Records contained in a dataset

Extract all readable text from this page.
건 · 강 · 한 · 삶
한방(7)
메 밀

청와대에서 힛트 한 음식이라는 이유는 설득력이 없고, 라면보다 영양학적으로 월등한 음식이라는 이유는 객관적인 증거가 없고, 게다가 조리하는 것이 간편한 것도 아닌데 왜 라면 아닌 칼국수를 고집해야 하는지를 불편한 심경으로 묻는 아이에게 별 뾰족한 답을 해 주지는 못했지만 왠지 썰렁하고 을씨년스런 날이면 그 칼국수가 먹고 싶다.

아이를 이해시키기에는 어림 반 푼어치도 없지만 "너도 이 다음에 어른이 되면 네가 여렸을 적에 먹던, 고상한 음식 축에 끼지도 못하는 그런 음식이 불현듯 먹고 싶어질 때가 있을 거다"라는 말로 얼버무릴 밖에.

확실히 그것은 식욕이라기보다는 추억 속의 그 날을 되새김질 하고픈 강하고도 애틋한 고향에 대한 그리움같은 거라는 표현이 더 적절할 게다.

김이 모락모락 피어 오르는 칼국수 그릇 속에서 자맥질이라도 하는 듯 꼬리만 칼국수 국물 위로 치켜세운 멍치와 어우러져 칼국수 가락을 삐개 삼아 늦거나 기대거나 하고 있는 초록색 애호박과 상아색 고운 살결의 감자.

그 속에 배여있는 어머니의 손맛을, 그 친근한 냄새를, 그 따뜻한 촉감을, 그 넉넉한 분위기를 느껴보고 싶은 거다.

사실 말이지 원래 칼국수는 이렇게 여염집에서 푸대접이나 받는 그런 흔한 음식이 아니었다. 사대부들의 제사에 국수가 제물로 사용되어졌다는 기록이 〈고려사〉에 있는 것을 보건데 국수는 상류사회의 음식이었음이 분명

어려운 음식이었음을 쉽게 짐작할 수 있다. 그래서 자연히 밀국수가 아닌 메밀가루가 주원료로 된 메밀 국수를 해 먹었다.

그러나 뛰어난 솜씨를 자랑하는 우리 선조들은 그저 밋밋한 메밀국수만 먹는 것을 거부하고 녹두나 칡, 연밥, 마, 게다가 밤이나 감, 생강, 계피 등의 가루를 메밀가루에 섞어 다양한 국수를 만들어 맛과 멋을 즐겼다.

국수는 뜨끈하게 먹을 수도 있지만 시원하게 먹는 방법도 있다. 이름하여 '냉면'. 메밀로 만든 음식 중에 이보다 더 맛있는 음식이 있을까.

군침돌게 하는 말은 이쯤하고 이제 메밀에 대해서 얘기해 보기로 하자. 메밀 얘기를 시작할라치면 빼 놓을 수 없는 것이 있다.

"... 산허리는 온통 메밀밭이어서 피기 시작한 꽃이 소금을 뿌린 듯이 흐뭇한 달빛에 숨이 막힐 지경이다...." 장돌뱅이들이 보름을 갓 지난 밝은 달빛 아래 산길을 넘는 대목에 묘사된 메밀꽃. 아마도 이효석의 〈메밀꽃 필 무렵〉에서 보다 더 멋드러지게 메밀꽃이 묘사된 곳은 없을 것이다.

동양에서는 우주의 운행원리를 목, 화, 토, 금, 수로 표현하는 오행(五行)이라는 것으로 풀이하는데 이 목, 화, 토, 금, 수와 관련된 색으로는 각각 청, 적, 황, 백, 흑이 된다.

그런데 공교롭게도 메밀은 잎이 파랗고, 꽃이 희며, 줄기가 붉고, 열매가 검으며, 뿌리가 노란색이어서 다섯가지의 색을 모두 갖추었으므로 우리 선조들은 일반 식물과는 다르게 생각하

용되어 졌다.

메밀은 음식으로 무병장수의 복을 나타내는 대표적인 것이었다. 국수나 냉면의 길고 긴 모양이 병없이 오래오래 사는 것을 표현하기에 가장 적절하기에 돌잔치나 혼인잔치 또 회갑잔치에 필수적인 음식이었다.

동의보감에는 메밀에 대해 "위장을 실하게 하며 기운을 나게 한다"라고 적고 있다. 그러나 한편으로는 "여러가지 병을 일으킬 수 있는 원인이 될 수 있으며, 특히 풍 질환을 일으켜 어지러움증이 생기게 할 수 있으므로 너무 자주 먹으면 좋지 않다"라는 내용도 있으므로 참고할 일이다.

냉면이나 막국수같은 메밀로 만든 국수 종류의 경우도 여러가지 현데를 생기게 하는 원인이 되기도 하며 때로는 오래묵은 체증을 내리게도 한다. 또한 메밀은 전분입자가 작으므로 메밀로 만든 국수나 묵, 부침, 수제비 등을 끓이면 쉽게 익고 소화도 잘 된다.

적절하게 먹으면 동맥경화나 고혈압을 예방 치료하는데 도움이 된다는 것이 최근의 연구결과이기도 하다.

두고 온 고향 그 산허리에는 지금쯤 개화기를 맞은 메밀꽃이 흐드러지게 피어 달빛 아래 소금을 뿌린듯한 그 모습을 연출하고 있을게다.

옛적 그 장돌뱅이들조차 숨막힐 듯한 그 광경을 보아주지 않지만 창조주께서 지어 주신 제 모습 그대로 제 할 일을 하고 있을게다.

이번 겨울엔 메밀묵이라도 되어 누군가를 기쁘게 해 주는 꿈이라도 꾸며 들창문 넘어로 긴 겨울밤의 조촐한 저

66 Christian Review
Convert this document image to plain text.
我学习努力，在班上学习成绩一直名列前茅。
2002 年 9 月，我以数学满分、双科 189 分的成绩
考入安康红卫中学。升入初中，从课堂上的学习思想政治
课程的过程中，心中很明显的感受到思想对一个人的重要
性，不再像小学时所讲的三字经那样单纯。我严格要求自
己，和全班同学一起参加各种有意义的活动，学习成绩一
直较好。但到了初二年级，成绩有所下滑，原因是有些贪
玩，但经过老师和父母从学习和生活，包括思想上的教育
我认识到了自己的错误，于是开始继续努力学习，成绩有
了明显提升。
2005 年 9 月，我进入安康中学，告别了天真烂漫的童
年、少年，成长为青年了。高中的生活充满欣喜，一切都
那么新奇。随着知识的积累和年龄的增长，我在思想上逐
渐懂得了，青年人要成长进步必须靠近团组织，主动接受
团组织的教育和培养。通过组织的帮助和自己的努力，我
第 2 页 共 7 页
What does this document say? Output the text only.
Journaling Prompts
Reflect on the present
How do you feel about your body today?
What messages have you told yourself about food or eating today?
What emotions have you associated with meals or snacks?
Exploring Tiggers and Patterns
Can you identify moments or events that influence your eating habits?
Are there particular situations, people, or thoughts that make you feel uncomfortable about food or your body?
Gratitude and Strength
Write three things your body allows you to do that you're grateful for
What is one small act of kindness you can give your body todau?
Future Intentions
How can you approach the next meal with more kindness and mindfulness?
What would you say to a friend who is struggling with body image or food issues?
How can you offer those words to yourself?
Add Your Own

▶ [Task prompt] Track down every line with the word "What" and copy it.

▶ [Correct result]
What does this document say? Output the text only.
What messages have you told yourself about food or eating today?
What emotions have you associated with meals or snacks?
What is one small act of kindness you can give your body todau?
What would you say to a friend who is struggling with body image or food issues?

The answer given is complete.